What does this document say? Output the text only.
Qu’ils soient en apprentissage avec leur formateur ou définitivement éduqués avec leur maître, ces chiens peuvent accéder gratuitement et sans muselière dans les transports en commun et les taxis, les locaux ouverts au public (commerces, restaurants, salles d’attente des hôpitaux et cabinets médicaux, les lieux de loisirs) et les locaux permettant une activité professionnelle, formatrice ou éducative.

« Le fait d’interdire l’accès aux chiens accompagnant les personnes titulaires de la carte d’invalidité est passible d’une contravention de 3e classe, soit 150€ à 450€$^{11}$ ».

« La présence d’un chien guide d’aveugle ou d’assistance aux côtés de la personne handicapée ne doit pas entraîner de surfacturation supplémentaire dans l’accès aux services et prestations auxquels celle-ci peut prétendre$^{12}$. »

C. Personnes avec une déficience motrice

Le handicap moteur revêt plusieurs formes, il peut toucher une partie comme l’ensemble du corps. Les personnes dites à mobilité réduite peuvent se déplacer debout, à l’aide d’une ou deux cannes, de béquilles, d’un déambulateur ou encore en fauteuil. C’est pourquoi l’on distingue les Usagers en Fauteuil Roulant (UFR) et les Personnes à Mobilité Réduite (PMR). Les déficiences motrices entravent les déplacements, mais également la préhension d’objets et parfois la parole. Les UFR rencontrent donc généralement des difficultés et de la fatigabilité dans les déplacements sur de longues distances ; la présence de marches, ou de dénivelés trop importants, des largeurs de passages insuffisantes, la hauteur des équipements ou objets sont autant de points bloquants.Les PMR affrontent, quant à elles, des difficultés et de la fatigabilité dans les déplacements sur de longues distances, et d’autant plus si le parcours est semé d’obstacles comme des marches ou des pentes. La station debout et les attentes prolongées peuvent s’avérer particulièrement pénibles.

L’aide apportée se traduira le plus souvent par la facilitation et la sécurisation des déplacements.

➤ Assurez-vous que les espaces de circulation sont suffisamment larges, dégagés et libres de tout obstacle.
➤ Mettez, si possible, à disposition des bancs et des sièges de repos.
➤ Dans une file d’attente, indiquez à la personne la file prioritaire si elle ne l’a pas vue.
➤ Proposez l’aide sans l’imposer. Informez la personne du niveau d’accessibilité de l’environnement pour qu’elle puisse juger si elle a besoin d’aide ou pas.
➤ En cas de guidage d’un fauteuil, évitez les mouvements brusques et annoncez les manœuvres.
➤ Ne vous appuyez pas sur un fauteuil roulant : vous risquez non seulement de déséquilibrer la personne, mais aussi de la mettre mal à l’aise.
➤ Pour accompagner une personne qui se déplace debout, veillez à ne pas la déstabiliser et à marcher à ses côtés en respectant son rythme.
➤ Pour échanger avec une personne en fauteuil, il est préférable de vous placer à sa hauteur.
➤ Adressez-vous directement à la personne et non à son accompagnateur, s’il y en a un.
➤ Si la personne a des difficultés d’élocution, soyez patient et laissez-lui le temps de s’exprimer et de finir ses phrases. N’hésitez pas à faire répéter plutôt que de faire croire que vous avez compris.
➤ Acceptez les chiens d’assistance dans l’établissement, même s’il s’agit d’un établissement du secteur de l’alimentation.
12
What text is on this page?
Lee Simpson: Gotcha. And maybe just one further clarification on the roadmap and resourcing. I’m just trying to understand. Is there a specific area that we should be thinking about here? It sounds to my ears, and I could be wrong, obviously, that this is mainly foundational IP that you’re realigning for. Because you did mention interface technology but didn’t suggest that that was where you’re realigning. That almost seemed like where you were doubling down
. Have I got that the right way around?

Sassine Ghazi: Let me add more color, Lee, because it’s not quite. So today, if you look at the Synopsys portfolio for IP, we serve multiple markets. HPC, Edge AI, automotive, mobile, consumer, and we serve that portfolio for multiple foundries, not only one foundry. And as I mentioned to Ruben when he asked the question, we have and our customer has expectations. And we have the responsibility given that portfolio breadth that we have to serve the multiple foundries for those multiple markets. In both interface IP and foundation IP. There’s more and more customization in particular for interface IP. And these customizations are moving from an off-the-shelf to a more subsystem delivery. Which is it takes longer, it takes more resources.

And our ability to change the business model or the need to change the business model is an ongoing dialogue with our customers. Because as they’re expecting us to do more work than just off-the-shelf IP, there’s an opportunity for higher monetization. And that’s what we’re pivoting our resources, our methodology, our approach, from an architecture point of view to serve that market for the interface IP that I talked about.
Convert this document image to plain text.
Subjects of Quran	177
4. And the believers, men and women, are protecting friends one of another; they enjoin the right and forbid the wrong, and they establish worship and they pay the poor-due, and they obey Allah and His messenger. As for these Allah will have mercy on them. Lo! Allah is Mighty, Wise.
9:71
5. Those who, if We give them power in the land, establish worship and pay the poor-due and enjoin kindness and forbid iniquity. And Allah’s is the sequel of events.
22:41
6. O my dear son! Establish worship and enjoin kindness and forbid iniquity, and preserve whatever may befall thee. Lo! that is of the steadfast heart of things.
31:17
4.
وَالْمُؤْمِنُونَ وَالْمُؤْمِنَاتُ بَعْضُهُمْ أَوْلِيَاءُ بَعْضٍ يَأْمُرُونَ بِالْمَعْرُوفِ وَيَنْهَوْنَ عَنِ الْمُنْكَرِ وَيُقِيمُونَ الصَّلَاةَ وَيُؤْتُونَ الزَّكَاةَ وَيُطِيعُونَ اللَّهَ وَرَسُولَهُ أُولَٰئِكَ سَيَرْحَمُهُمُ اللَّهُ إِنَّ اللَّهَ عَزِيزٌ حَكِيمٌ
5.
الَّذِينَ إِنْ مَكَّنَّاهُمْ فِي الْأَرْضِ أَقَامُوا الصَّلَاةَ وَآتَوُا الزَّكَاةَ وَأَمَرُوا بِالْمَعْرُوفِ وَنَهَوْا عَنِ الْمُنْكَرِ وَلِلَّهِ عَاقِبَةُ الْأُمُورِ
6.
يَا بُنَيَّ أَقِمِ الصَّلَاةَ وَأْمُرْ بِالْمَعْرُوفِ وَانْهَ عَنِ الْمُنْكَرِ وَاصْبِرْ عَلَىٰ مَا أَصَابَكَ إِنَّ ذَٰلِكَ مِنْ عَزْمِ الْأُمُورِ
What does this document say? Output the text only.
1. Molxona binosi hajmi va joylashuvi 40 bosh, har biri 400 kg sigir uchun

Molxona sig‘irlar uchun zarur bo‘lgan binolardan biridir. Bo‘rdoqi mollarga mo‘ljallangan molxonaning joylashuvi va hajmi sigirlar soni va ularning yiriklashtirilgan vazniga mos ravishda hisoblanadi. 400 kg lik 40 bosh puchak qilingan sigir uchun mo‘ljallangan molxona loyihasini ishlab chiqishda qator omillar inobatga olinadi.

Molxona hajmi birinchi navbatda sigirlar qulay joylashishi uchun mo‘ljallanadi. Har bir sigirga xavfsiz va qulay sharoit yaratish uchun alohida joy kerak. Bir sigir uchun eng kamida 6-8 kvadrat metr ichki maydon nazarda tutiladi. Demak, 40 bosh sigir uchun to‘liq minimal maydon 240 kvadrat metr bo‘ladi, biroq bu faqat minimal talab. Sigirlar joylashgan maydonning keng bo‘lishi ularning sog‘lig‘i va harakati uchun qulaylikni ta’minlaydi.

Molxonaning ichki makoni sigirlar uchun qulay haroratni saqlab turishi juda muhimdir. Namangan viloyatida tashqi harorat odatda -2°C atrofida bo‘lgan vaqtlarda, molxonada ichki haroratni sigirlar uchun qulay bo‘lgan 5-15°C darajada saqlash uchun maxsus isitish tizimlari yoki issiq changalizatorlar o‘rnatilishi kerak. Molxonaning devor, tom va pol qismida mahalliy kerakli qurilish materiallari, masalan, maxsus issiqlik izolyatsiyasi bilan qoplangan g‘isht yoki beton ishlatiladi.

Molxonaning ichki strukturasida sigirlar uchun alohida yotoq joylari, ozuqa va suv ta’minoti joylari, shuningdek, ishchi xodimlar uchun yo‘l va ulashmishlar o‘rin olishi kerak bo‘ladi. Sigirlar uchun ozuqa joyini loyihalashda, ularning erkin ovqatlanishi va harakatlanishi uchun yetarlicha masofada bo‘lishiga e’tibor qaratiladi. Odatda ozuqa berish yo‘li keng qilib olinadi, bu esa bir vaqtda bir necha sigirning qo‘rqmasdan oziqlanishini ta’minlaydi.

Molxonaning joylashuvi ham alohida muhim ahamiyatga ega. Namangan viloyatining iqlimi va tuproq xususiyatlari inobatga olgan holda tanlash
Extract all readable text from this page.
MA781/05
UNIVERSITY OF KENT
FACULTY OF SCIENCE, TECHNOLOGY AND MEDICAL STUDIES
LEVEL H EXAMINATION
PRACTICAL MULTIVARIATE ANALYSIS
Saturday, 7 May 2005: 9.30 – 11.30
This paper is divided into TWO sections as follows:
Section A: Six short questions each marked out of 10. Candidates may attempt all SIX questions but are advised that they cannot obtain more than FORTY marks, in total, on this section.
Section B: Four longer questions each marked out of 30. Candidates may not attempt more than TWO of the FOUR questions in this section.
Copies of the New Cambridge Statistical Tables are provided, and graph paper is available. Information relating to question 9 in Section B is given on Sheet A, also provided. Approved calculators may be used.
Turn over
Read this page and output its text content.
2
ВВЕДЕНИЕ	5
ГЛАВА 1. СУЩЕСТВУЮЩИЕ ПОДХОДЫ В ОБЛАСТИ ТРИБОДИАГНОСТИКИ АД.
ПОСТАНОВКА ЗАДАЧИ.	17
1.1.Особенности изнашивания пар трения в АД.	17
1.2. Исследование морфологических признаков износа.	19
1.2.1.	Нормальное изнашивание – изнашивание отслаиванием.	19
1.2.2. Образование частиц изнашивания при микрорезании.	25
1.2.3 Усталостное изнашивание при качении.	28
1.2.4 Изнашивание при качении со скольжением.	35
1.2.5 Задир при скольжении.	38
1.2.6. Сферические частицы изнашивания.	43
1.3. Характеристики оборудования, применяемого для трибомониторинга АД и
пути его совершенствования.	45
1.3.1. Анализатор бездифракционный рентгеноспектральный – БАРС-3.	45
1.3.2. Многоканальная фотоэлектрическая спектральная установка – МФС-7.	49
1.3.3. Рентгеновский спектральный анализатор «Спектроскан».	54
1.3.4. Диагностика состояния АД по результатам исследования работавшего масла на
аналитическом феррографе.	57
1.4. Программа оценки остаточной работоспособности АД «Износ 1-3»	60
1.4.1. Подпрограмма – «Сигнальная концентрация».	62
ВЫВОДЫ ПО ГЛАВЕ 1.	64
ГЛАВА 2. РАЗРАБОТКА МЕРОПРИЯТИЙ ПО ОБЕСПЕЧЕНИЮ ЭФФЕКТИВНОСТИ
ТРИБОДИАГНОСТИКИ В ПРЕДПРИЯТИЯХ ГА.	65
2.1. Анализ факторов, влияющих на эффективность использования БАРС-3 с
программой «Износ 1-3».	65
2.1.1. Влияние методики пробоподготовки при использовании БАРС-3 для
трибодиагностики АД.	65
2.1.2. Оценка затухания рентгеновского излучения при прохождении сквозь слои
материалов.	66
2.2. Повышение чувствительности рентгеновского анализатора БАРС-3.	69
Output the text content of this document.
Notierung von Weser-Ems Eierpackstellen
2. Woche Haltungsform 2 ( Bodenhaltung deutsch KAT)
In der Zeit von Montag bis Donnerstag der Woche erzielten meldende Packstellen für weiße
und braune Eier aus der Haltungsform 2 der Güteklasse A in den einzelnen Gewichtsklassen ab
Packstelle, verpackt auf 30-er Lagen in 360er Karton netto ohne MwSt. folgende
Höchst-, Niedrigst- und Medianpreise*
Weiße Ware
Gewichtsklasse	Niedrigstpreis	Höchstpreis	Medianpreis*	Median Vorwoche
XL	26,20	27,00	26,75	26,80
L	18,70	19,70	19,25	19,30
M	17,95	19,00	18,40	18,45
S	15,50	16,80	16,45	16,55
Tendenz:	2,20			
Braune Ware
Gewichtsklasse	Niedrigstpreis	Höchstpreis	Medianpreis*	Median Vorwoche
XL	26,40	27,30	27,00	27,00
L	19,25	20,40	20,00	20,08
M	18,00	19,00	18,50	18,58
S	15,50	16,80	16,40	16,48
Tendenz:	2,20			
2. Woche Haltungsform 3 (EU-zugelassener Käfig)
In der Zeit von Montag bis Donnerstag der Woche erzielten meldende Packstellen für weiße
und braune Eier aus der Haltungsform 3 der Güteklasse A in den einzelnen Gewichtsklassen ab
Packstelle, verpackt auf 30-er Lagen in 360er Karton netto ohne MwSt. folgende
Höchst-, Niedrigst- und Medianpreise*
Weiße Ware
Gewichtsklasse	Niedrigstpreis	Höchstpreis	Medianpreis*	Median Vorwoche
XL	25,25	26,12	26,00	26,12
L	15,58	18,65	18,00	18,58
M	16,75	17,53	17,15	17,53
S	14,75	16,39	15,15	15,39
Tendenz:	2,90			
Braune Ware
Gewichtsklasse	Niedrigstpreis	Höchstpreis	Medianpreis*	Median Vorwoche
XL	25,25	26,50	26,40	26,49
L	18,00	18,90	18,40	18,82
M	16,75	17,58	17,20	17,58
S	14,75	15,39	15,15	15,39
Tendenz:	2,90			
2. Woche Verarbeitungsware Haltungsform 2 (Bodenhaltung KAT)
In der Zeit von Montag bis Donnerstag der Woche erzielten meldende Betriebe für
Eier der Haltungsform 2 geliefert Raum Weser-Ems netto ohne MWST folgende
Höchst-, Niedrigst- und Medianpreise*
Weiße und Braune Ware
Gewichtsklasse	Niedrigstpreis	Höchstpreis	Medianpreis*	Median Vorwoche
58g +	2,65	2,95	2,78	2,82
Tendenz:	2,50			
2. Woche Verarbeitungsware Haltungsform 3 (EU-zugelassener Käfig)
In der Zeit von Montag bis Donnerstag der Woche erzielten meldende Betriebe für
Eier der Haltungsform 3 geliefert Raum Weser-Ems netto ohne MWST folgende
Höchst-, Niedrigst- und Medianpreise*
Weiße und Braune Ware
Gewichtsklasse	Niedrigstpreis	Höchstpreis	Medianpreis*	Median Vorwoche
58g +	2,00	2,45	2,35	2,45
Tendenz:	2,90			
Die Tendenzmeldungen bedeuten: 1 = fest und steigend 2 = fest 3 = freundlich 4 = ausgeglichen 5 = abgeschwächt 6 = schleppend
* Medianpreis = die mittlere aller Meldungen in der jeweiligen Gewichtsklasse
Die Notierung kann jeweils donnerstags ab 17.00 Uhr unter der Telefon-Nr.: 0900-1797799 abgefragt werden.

To be done:
Give only the number of lines in the preceding material that contain the string "рентгеновского".

Finished task:
2